■ EXERCISE PROMPT:
Give only the number of lines in the data that include the string "Reports".

begin PROVIDED DATA

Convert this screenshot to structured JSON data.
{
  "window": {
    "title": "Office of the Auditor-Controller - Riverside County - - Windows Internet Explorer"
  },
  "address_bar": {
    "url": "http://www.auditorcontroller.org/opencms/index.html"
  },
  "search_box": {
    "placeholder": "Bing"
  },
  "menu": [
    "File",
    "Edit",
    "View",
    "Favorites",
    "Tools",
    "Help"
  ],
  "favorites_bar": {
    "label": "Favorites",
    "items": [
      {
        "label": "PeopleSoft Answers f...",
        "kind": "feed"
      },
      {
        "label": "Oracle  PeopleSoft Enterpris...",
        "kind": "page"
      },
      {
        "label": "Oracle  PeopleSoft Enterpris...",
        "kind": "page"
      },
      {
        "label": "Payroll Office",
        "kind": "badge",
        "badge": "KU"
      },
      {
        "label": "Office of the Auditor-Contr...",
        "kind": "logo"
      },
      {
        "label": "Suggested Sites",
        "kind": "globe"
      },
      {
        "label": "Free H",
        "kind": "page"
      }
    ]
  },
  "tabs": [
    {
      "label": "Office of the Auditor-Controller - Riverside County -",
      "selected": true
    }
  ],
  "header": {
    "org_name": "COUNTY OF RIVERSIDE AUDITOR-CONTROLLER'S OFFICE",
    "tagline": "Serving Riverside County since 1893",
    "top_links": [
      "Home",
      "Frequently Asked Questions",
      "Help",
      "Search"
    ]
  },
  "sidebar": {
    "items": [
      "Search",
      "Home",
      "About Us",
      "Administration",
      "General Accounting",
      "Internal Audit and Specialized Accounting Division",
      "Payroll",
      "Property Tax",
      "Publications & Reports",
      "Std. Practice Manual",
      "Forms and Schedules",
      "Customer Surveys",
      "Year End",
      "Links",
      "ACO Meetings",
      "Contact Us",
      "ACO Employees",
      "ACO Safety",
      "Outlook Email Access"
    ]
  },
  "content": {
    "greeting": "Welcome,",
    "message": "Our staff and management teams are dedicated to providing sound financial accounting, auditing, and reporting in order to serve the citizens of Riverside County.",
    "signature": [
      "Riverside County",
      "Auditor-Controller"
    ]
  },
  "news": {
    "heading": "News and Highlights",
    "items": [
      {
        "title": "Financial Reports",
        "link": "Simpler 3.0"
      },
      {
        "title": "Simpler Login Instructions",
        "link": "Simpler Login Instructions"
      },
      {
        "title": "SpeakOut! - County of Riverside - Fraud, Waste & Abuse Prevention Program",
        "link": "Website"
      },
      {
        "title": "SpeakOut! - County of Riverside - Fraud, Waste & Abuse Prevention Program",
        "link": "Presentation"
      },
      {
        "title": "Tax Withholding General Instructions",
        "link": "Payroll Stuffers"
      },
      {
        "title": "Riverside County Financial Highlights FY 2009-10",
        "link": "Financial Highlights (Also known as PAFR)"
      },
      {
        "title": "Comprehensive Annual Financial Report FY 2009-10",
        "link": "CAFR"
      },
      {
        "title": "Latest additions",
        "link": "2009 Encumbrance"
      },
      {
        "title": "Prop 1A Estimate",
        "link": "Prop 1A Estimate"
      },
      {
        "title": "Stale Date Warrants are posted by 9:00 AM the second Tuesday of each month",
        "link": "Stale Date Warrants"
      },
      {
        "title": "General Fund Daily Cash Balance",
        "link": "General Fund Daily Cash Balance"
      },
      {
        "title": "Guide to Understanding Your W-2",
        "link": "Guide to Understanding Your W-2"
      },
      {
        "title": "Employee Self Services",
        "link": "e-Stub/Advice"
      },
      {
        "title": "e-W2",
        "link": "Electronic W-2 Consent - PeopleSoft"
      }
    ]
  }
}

end PROVIDED DATA

■ TASK RESULT:
2